Your instructions
The records below hold pictures; please leave those out and retype the rest exactly.

Entries from a visual dataset
start

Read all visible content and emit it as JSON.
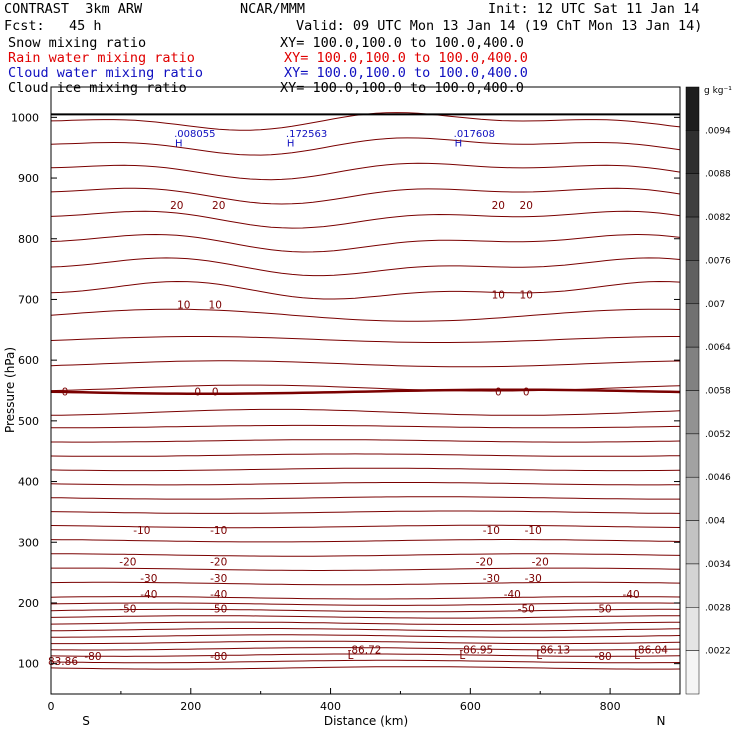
{
  "header": {
    "model": "CONTRAST  3km ARW",
    "org": "NCAR/MMM",
    "init": "Init: 12 UTC Sat 11 Jan 14",
    "fcst": "Fcst:   45 h",
    "valid": "Valid: 09 UTC Mon 13 Jan 14 (19 ChT Mon 13 Jan 14)"
  },
  "fields": [
    {
      "label": "Snow mixing ratio",
      "xy": "XY= 100.0,100.0 to 100.0,400.0",
      "color": "#000000"
    },
    {
      "label": "Rain water mixing ratio",
      "xy": "XY= 100.0,100.0 to 100.0,400.0",
      "color": "#e00000"
    },
    {
      "label": "Cloud water mixing ratio",
      "xy": "XY= 100.0,100.0 to 100.0,400.0",
      "color": "#1010c0"
    },
    {
      "label": "Cloud ice mixing ratio",
      "xy": "XY= 100.0,100.0 to 100.0,400.0",
      "color": "#000000"
    }
  ],
  "chart_data": {
    "type": "contour",
    "xlabel": "Distance (km)",
    "ylabel": "Pressure (hPa)",
    "xlim": [
      0,
      900
    ],
    "ylim": [
      1050,
      50
    ],
    "xticks": [
      "0",
      "200",
      "400",
      "600",
      "800"
    ],
    "yticks": [
      "100",
      "200",
      "300",
      "400",
      "500",
      "600",
      "700",
      "800",
      "900",
      "1000"
    ],
    "ends": {
      "left": "S",
      "right": "N"
    },
    "colorbar": {
      "unit": "g kg⁻¹",
      "labels": [
        ".0094",
        ".0088",
        ".0082",
        ".0076",
        ".007",
        ".0064",
        ".0058",
        ".0052",
        ".0046",
        ".004",
        ".0034",
        ".0028",
        ".0022"
      ]
    },
    "temperature_contours": [
      {
        "value": -80,
        "labels": [
          "-80",
          "-80",
          "-80"
        ]
      },
      {
        "value": -50,
        "labels": [
          "-50",
          "-50",
          "-50",
          "-50"
        ]
      },
      {
        "value": -40,
        "labels": [
          "-40",
          "-40",
          "-40",
          "-40"
        ]
      },
      {
        "value": -30,
        "labels": [
          "-30",
          "-30",
          "-30",
          "-30"
        ]
      },
      {
        "value": -20,
        "labels": [
          "-20",
          "-20",
          "-20",
          "-20"
        ]
      },
      {
        "value": -10,
        "labels": [
          "-10",
          "-10",
          "-10",
          "-10"
        ]
      },
      {
        "value": 0,
        "labels": [
          "0",
          "0",
          "0",
          "0",
          "0"
        ]
      },
      {
        "value": 10,
        "labels": [
          "10",
          "10",
          "10",
          "10"
        ]
      },
      {
        "value": 20,
        "labels": [
          "20",
          "20",
          "20",
          "20"
        ]
      }
    ],
    "lows": [
      {
        "x": 20,
        "value": "83.86"
      },
      {
        "x": 440,
        "value": "-86.72"
      },
      {
        "x": 600,
        "value": "-86.95"
      },
      {
        "x": 710,
        "value": "-86.13"
      },
      {
        "x": 850,
        "value": "-86.04"
      }
    ],
    "highs": [
      {
        "x": 200,
        "value": ".008055"
      },
      {
        "x": 360,
        "value": ".172563"
      },
      {
        "x": 600,
        "value": ".017608"
      }
    ]
  }
}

end

Finished answer
Read all visible content and emit it as JSON.
{
  "header": {
    "model": "CONTRAST  3km ARW",
    "org": "NCAR/MMM",
    "init": "Init: 12 UTC Sat 11 Jan 14",
    "fcst": "Fcst:   45 h",
    "valid": "Valid: 09 UTC Mon 13 Jan 14 (19 ChT Mon 13 Jan 14)"
  },
  "fields": [
    {
      "label": "Snow mixing ratio",
      "xy": "XY= 100.0,100.0 to 100.0,400.0",
      "color": "#000000"
    },
    {
      "label": "Rain water mixing ratio",
      "xy": "XY= 100.0,100.0 to 100.0,400.0",
      "color": "#e00000"
    },
    {
      "label": "Cloud water mixing ratio",
      "xy": "XY= 100.0,100.0 to 100.0,400.0",
      "color": "#1010c0"
    },
    {
      "label": "Cloud ice mixing ratio",
      "xy": "XY= 100.0,100.0 to 100.0,400.0",
      "color": "#000000"
    }
  ],
  "chart_data": {
    "type": "contour",
    "xlabel": "Distance (km)",
    "ylabel": "Pressure (hPa)",
    "xlim": [
      0,
      900
    ],
    "ylim": [
      1050,
      50
    ],
    "xticks": [
      "0",
      "200",
      "400",
      "600",
      "800"
    ],
    "yticks": [
      "100",
      "200",
      "300",
      "400",
      "500",
      "600",
      "700",
      "800",
      "900",
      "1000"
    ],
    "ends": {
      "left": "S",
      "right": "N"
    },
    "colorbar": {
      "unit": "g kg⁻¹",
      "labels": [
        ".0094",
        ".0088",
        ".0082",
        ".0076",
        ".007",
        ".0064",
        ".0058",
        ".0052",
        ".0046",
        ".004",
        ".0034",
        ".0028",
        ".0022"
      ]
    },
    "temperature_contours": [
      {
        "value": -80,
        "labels": [
          "-80",
          "-80",
          "-80"
        ]
      },
      {
        "value": -50,
        "labels": [
          "-50",
          "-50",
          "-50",
          "-50"
        ]
      },
      {
        "value": -40,
        "labels": [
          "-40",
          "-40",
          "-40",
          "-40"
        ]
      },
      {
        "value": -30,
        "labels": [
          "-30",
          "-30",
          "-30",
          "-30"
        ]
      },
      {
        "value": -20,
        "labels": [
          "-20",
          "-20",
          "-20",
          "-20"
        ]
      },
      {
        "value": -10,
        "labels": [
          "-10",
          "-10",
          "-10",
          "-10"
        ]
      },
      {
        "value": 0,
        "labels": [
          "0",
          "0",
          "0",
          "0",
          "0"
        ]
      },
      {
        "value": 10,
        "labels": [
          "10",
          "10",
          "10",
          "10"
        ]
      },
      {
        "value": 20,
        "labels": [
          "20",
          "20",
          "20",
          "20"
        ]
      }
    ],
    "lows": [
      {
        "x": 20,
        "value": "83.86"
      },
      {
        "x": 440,
        "value": "-86.72"
      },
      {
        "x": 600,
        "value": "-86.95"
      },
      {
        "x": 710,
        "value": "-86.13"
      },
      {
        "x": 850,
        "value": "-86.04"
      }
    ],
    "highs": [
      {
        "x": 200,
        "value": ".008055"
      },
      {
        "x": 360,
        "value": ".172563"
      },
      {
        "x": 600,
        "value": ".017608"
      }
    ]
  }
}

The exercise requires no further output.